Given exercise:
Look for "reward" in each line of the entries, and return the matching lines.

The data:

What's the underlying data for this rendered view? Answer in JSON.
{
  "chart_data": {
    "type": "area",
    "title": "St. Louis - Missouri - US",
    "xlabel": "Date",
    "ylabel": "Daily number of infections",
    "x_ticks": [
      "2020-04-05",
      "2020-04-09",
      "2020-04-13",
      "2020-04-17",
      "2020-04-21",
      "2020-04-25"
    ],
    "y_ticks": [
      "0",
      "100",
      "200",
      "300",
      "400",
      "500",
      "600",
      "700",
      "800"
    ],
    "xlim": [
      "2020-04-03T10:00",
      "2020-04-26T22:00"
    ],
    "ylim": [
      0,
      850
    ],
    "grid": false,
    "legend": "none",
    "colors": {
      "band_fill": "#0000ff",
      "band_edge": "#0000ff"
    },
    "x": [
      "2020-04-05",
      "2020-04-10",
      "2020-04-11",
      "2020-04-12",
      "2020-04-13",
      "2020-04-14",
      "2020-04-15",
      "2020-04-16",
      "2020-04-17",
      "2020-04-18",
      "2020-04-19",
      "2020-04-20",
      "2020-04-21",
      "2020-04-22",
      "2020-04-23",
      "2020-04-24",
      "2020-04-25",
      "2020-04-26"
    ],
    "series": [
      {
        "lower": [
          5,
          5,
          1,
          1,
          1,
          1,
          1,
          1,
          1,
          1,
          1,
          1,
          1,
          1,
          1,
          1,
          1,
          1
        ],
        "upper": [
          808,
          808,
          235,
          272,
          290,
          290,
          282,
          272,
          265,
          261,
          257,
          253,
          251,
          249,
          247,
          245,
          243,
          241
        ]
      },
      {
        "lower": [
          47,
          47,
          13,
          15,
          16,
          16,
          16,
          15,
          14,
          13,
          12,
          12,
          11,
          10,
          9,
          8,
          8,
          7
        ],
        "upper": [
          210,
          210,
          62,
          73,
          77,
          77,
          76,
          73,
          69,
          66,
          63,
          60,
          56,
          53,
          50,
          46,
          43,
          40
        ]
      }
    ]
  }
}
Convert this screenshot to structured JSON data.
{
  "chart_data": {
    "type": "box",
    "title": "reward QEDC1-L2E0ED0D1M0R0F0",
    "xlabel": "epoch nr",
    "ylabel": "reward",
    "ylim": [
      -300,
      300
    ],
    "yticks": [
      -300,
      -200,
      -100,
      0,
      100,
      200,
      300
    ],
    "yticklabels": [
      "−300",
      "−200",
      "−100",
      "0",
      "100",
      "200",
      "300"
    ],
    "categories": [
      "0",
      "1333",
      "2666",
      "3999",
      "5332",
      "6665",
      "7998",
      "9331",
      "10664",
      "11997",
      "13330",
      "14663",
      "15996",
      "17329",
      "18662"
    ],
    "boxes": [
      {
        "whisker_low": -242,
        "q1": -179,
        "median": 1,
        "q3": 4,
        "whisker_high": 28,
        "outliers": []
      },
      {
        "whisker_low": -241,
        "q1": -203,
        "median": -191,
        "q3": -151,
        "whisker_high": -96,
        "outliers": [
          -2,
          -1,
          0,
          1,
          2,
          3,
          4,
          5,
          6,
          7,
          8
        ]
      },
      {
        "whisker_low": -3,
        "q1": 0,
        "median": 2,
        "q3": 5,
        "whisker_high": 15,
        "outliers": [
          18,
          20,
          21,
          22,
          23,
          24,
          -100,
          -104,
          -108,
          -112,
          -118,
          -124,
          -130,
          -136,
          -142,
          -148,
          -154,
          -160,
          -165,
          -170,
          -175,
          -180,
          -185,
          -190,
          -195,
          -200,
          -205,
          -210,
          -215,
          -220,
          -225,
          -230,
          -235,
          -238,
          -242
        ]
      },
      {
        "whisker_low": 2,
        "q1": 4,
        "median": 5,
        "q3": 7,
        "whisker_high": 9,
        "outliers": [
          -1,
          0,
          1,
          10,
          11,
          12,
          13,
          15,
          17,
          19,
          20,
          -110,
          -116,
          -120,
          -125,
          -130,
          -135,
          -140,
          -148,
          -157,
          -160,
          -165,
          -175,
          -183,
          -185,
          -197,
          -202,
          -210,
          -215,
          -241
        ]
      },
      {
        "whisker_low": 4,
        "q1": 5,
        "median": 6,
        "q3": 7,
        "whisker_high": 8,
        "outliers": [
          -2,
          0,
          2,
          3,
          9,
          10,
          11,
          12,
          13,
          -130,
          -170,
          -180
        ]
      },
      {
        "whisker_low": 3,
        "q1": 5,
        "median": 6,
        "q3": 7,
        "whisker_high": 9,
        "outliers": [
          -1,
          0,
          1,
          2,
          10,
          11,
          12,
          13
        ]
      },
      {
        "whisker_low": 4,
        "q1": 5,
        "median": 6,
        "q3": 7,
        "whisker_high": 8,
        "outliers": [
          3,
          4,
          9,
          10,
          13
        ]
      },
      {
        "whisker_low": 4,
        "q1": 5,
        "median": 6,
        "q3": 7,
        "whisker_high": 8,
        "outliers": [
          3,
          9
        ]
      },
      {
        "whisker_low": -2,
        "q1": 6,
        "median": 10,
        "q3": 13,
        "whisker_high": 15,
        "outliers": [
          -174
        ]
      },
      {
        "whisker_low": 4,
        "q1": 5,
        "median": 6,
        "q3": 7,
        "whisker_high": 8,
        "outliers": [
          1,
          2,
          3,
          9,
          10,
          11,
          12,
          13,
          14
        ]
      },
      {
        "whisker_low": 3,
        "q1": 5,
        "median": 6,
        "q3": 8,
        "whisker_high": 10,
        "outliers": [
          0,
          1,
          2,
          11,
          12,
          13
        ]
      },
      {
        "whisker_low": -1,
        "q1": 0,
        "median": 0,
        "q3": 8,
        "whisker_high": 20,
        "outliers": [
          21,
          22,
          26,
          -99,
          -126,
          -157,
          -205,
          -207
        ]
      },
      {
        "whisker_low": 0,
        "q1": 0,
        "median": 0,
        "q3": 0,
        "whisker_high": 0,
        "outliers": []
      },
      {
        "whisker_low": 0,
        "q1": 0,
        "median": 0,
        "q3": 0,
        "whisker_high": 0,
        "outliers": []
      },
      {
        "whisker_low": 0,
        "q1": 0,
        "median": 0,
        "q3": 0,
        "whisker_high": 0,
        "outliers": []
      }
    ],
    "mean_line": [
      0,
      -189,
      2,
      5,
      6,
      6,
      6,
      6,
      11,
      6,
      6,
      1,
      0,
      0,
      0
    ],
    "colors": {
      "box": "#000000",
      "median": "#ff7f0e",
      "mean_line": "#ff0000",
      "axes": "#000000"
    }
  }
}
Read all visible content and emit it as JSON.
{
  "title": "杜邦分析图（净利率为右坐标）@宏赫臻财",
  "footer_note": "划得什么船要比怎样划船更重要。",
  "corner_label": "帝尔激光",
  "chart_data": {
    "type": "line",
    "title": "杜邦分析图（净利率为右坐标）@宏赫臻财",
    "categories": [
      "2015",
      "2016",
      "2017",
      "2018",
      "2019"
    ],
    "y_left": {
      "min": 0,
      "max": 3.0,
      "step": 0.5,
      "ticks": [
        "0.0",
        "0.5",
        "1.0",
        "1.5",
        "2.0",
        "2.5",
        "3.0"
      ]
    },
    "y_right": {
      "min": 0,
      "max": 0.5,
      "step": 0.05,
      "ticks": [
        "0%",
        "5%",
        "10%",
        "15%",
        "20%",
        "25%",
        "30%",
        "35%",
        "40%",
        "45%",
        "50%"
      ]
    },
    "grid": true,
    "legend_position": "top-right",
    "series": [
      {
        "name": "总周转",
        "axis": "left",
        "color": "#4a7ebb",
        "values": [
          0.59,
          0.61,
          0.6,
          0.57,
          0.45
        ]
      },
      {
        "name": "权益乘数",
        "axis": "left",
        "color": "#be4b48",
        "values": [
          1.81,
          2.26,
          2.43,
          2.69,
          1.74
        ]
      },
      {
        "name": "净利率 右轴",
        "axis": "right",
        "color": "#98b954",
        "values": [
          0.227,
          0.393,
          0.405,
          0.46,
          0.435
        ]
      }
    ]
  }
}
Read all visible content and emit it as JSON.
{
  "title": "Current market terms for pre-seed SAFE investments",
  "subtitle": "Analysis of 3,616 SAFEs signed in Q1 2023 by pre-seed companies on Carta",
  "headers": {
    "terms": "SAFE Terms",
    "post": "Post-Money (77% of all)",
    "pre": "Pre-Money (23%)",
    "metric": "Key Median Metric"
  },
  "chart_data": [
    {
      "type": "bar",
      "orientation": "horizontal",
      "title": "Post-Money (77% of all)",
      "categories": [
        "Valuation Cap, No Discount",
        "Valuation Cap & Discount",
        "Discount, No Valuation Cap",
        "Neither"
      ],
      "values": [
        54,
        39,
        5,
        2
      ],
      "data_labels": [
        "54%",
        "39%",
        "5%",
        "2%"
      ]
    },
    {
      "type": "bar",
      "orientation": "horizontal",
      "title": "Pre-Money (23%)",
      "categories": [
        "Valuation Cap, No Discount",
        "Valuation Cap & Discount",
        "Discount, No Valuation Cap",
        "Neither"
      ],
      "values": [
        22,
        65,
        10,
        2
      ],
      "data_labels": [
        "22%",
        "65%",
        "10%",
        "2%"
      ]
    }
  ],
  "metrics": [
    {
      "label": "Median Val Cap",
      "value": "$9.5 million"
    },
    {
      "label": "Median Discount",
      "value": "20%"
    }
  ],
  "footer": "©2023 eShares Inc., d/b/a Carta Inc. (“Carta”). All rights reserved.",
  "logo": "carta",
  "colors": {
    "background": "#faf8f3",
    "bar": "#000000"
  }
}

Exercise solution:
    "title": "reward QEDC1-L2E0ED0D1M0R0F0",
    "ylabel": "reward",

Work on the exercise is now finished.